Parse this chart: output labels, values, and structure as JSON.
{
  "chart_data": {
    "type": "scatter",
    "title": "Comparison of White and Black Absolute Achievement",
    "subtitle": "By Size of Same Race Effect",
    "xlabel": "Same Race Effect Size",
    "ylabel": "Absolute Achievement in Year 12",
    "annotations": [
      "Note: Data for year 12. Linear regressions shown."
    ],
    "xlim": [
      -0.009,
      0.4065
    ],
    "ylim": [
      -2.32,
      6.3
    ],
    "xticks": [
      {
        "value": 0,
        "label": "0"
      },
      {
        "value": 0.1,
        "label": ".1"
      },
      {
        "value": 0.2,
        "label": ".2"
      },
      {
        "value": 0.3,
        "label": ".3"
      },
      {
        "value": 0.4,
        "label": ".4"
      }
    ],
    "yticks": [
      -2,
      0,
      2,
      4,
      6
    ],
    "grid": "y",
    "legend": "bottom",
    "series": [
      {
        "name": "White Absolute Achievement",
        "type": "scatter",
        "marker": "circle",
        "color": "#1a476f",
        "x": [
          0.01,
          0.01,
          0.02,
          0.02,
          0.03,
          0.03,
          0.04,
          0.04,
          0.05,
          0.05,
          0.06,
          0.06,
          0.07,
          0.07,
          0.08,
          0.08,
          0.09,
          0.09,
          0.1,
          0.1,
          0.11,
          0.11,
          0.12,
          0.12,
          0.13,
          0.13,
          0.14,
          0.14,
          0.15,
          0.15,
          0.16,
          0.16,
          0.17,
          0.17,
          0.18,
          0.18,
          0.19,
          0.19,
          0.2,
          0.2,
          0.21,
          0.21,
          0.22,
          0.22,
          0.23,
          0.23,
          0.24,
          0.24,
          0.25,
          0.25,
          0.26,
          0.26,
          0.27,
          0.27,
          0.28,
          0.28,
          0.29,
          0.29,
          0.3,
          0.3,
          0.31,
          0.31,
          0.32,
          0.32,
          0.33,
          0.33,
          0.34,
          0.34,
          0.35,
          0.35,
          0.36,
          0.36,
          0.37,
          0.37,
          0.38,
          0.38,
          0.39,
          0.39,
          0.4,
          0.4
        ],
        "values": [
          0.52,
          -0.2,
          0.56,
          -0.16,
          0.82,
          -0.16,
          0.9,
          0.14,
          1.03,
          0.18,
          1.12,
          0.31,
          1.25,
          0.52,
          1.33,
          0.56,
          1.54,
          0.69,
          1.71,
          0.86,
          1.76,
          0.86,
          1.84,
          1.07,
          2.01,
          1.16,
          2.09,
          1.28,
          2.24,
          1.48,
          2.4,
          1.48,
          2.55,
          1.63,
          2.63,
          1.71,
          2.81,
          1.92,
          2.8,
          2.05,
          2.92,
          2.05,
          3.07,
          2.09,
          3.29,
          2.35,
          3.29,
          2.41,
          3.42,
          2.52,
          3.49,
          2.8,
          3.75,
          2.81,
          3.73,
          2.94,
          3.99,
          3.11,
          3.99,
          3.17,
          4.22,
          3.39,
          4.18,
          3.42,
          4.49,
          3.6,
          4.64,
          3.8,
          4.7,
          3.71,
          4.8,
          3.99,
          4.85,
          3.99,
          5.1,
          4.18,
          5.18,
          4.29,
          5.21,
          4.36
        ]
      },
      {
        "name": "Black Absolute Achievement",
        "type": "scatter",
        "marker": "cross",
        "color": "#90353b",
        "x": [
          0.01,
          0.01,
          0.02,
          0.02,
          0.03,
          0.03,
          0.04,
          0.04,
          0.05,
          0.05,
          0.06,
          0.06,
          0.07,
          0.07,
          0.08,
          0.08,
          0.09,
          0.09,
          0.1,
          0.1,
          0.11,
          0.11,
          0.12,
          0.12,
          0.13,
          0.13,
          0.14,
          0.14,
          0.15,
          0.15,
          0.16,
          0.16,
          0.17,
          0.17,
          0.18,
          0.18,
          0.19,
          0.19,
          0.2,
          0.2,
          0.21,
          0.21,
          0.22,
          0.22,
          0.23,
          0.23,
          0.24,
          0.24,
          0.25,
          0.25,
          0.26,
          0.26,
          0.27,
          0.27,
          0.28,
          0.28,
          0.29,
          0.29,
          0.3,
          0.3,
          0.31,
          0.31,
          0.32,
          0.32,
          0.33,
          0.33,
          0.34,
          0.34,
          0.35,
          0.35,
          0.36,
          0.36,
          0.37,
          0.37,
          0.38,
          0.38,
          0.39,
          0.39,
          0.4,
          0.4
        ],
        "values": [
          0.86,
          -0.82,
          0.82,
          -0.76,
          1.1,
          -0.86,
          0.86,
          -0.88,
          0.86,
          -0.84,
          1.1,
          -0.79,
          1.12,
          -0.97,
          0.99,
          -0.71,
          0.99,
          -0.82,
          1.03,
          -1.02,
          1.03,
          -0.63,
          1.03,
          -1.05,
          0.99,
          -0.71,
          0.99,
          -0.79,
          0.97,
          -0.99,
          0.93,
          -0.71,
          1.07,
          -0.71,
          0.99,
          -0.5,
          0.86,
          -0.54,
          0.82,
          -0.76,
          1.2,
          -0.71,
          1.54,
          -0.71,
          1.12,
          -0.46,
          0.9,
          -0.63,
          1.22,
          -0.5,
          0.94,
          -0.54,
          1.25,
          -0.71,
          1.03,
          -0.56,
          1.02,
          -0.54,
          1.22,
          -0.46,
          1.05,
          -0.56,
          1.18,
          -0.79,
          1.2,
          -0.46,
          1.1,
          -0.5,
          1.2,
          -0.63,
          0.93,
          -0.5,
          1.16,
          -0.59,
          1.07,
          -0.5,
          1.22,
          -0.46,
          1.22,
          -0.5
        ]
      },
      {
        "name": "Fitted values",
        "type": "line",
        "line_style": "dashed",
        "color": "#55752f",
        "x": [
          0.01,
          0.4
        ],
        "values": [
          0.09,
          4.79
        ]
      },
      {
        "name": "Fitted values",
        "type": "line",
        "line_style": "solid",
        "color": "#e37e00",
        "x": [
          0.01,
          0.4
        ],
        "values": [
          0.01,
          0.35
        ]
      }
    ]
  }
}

◇ ◇ ◇ ◇ ◇

◆ **PROBLEM**
Print the listing above in its entirety, with every line exact.

◆ **SOLUTION**
Parse this chart: output labels, values, and structure as JSON.
{
  "chart_data": {
    "type": "scatter",
    "title": "Comparison of White and Black Absolute Achievement",
    "subtitle": "By Size of Same Race Effect",
    "xlabel": "Same Race Effect Size",
    "ylabel": "Absolute Achievement in Year 12",
    "annotations": [
      "Note: Data for year 12. Linear regressions shown."
    ],
    "xlim": [
      -0.009,
      0.4065
    ],
    "ylim": [
      -2.32,
      6.3
    ],
    "xticks": [
      {
        "value": 0,
        "label": "0"
      },
      {
        "value": 0.1,
        "label": ".1"
      },
      {
        "value": 0.2,
        "label": ".2"
      },
      {
        "value": 0.3,
        "label": ".3"
      },
      {
        "value": 0.4,
        "label": ".4"
      }
    ],
    "yticks": [
      -2,
      0,
      2,
      4,
      6
    ],
    "grid": "y",
    "legend": "bottom",
    "series": [
      {
        "name": "White Absolute Achievement",
        "type": "scatter",
        "marker": "circle",
        "color": "#1a476f",
        "x": [
          0.01,
          0.01,
          0.02,
          0.02,
          0.03,
          0.03,
          0.04,
          0.04,
          0.05,
          0.05,
          0.06,
          0.06,
          0.07,
          0.07,
          0.08,
          0.08,
          0.09,
          0.09,
          0.1,
          0.1,
          0.11,
          0.11,
          0.12,
          0.12,
          0.13,
          0.13,
          0.14,
          0.14,
          0.15,
          0.15,
          0.16,
          0.16,
          0.17,
          0.17,
          0.18,
          0.18,
          0.19,
          0.19,
          0.2,
          0.2,
          0.21,
          0.21,
          0.22,
          0.22,
          0.23,
          0.23,
          0.24,
          0.24,
          0.25,
          0.25,
          0.26,
          0.26,
          0.27,
          0.27,
          0.28,
          0.28,
          0.29,
          0.29,
          0.3,
          0.3,
          0.31,
          0.31,
          0.32,
          0.32,
          0.33,
          0.33,
          0.34,
          0.34,
          0.35,
          0.35,
          0.36,
          0.36,
          0.37,
          0.37,
          0.38,
          0.38,
          0.39,
          0.39,
          0.4,
          0.4
        ],
        "values": [
          0.52,
          -0.2,
          0.56,
          -0.16,
          0.82,
          -0.16,
          0.9,
          0.14,
          1.03,
          0.18,
          1.12,
          0.31,
          1.25,
          0.52,
          1.33,
          0.56,
          1.54,
          0.69,
          1.71,
          0.86,
          1.76,
          0.86,
          1.84,
          1.07,
          2.01,
          1.16,
          2.09,
          1.28,
          2.24,
          1.48,
          2.4,
          1.48,
          2.55,
          1.63,
          2.63,
          1.71,
          2.81,
          1.92,
          2.8,
          2.05,
          2.92,
          2.05,
          3.07,
          2.09,
          3.29,
          2.35,
          3.29,
          2.41,
          3.42,
          2.52,
          3.49,
          2.8,
          3.75,
          2.81,
          3.73,
          2.94,
          3.99,
          3.11,
          3.99,
          3.17,
          4.22,
          3.39,
          4.18,
          3.42,
          4.49,
          3.6,
          4.64,
          3.8,
          4.7,
          3.71,
          4.8,
          3.99,
          4.85,
          3.99,
          5.1,
          4.18,
          5.18,
          4.29,
          5.21,
          4.36
        ]
      },
      {
        "name": "Black Absolute Achievement",
        "type": "scatter",
        "marker": "cross",
        "color": "#90353b",
        "x": [
          0.01,
          0.01,
          0.02,
          0.02,
          0.03,
          0.03,
          0.04,
          0.04,
          0.05,
          0.05,
          0.06,
          0.06,
          0.07,
          0.07,
          0.08,
          0.08,
          0.09,
          0.09,
          0.1,
          0.1,
          0.11,
          0.11,
          0.12,
          0.12,
          0.13,
          0.13,
          0.14,
          0.14,
          0.15,
          0.15,
          0.16,
          0.16,
          0.17,
          0.17,
          0.18,
          0.18,
          0.19,
          0.19,
          0.2,
          0.2,
          0.21,
          0.21,
          0.22,
          0.22,
          0.23,
          0.23,
          0.24,
          0.24,
          0.25,
          0.25,
          0.26,
          0.26,
          0.27,
          0.27,
          0.28,
          0.28,
          0.29,
          0.29,
          0.3,
          0.3,
          0.31,
          0.31,
          0.32,
          0.32,
          0.33,
          0.33,
          0.34,
          0.34,
          0.35,
          0.35,
          0.36,
          0.36,
          0.37,
          0.37,
          0.38,
          0.38,
          0.39,
          0.39,
          0.4,
          0.4
        ],
        "values": [
          0.86,
          -0.82,
          0.82,
          -0.76,
          1.1,
          -0.86,
          0.86,
          -0.88,
          0.86,
          -0.84,
          1.1,
          -0.79,
          1.12,
          -0.97,
          0.99,
          -0.71,
          0.99,
          -0.82,
          1.03,
          -1.02,
          1.03,
          -0.63,
          1.03,
          -1.05,
          0.99,
          -0.71,
          0.99,
          -0.79,
          0.97,
          -0.99,
          0.93,
          -0.71,
          1.07,
          -0.71,
          0.99,
          -0.5,
          0.86,
          -0.54,
          0.82,
          -0.76,
          1.2,
          -0.71,
          1.54,
          -0.71,
          1.12,
          -0.46,
          0.9,
          -0.63,
          1.22,
          -0.5,
          0.94,
          -0.54,
          1.25,
          -0.71,
          1.03,
          -0.56,
          1.02,
          -0.54,
          1.22,
          -0.46,
          1.05,
          -0.56,
          1.18,
          -0.79,
          1.2,
          -0.46,
          1.1,
          -0.5,
          1.2,
          -0.63,
          0.93,
          -0.5,
          1.16,
          -0.59,
          1.07,
          -0.5,
          1.22,
          -0.46,
          1.22,
          -0.5
        ]
      },
      {
        "name": "Fitted values",
        "type": "line",
        "line_style": "dashed",
        "color": "#55752f",
        "x": [
          0.01,
          0.4
        ],
        "values": [
          0.09,
          4.79
        ]
      },
      {
        "name": "Fitted values",
        "type": "line",
        "line_style": "solid",
        "color": "#e37e00",
        "x": [
          0.01,
          0.4
        ],
        "values": [
          0.01,
          0.35
        ]
      }
    ]
  }
}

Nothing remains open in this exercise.